Work to be completed -> Gather the lines that hold the string "chevron".

>> START Records for processing

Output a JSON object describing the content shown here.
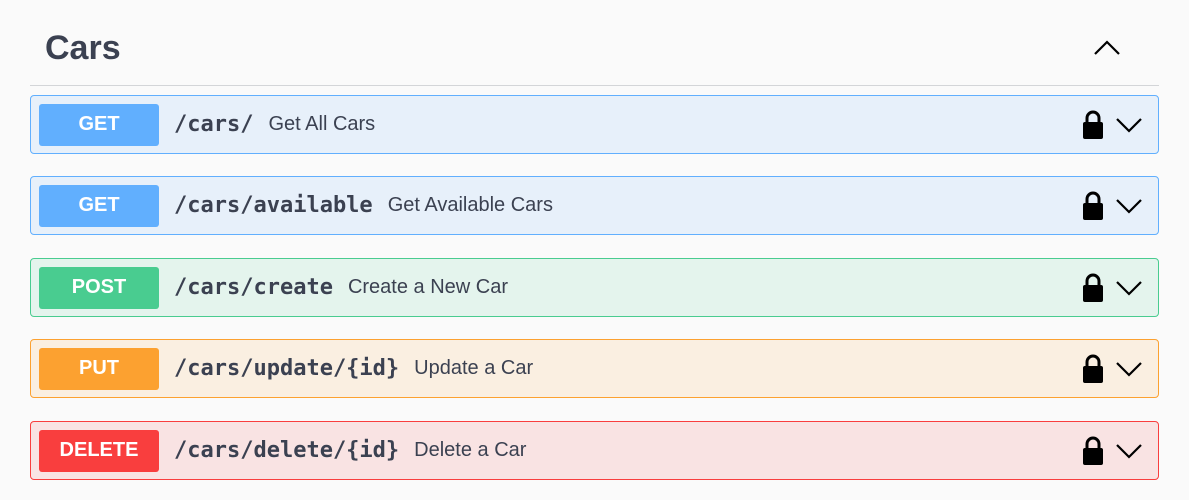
{
  "section": {
    "title": "Cars",
    "collapse_icon": "chevron-up-icon"
  },
  "operations": [
    {
      "method": "GET",
      "path": "/cars/",
      "summary": "Get All Cars",
      "color": "#61affe"
    },
    {
      "method": "GET",
      "path": "/cars/available",
      "summary": "Get Available Cars",
      "color": "#61affe"
    },
    {
      "method": "POST",
      "path": "/cars/create",
      "summary": "Create a New Car",
      "color": "#49cc90"
    },
    {
      "method": "PUT",
      "path": "/cars/update/{id}",
      "summary": "Update a Car",
      "color": "#fca130"
    },
    {
      "method": "DELETE",
      "path": "/cars/delete/{id}",
      "summary": "Delete a Car",
      "color": "#f93e3e"
    }
  ],
  "icons": {
    "lock": "lock-icon",
    "expand": "chevron-down-icon"
  }
}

>> END Records for processing

Solved exercise ->
    "collapse_icon": "chevron-up-icon"
    "expand": "chevron-down-icon"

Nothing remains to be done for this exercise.